Problem. Restate each of the lines below word for word and drop every picture.

Data listing.
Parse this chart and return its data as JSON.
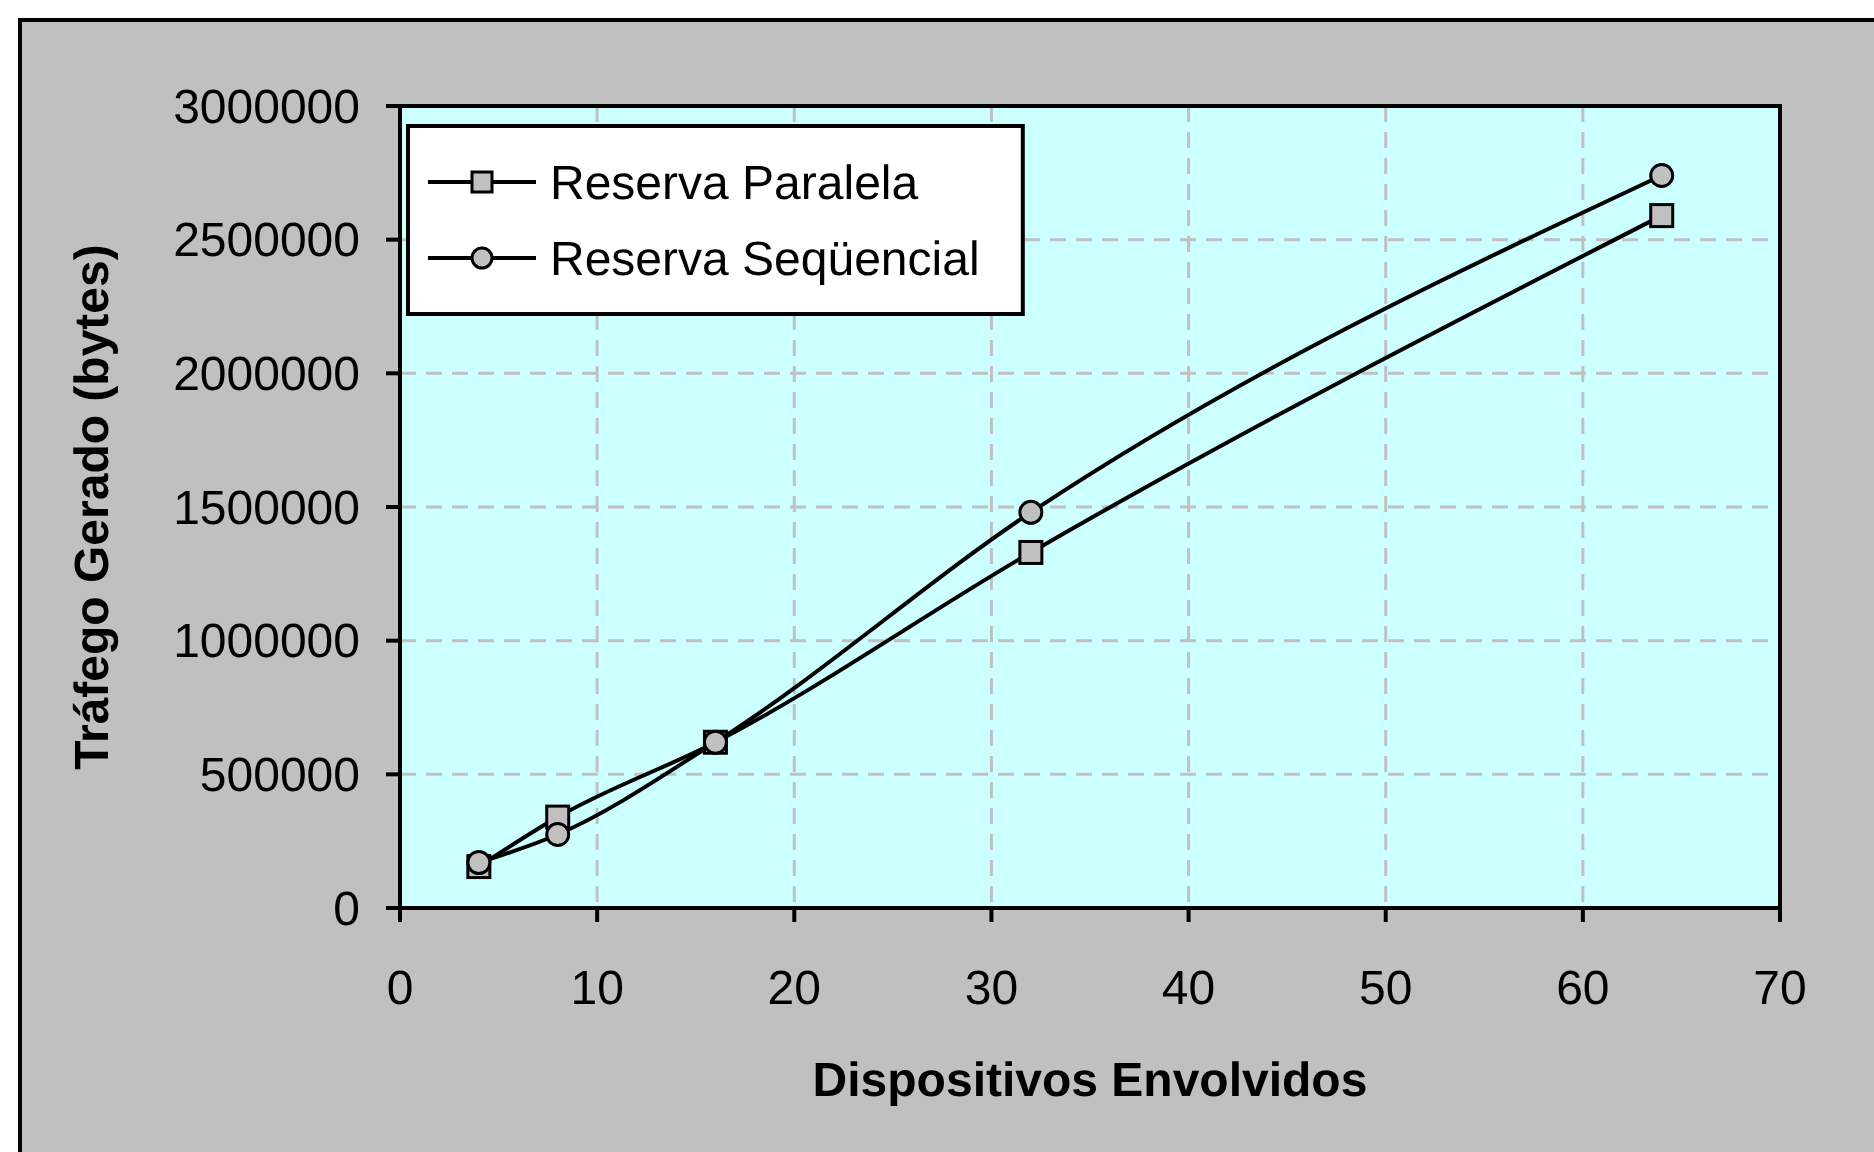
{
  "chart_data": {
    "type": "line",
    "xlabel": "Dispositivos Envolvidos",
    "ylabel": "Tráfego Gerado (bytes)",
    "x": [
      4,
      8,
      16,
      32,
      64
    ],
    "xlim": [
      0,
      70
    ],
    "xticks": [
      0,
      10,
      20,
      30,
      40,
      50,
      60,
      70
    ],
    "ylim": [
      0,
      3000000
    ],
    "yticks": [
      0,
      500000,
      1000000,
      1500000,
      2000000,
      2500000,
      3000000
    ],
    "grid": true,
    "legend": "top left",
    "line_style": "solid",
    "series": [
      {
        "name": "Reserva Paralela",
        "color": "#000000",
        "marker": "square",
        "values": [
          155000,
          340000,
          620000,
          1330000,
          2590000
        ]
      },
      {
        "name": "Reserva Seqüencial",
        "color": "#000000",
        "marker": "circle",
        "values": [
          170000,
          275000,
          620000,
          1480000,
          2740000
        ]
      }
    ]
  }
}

Task result.
Parse this chart and return its data as JSON.
{
  "chart_data": {
    "type": "line",
    "xlabel": "Dispositivos Envolvidos",
    "ylabel": "Tráfego Gerado (bytes)",
    "x": [
      4,
      8,
      16,
      32,
      64
    ],
    "xlim": [
      0,
      70
    ],
    "xticks": [
      0,
      10,
      20,
      30,
      40,
      50,
      60,
      70
    ],
    "ylim": [
      0,
      3000000
    ],
    "yticks": [
      0,
      500000,
      1000000,
      1500000,
      2000000,
      2500000,
      3000000
    ],
    "grid": true,
    "legend": "top left",
    "line_style": "solid",
    "series": [
      {
        "name": "Reserva Paralela",
        "color": "#000000",
        "marker": "square",
        "values": [
          155000,
          340000,
          620000,
          1330000,
          2590000
        ]
      },
      {
        "name": "Reserva Seqüencial",
        "color": "#000000",
        "marker": "circle",
        "values": [
          170000,
          275000,
          620000,
          1480000,
          2740000
        ]
      }
    ]
  }
}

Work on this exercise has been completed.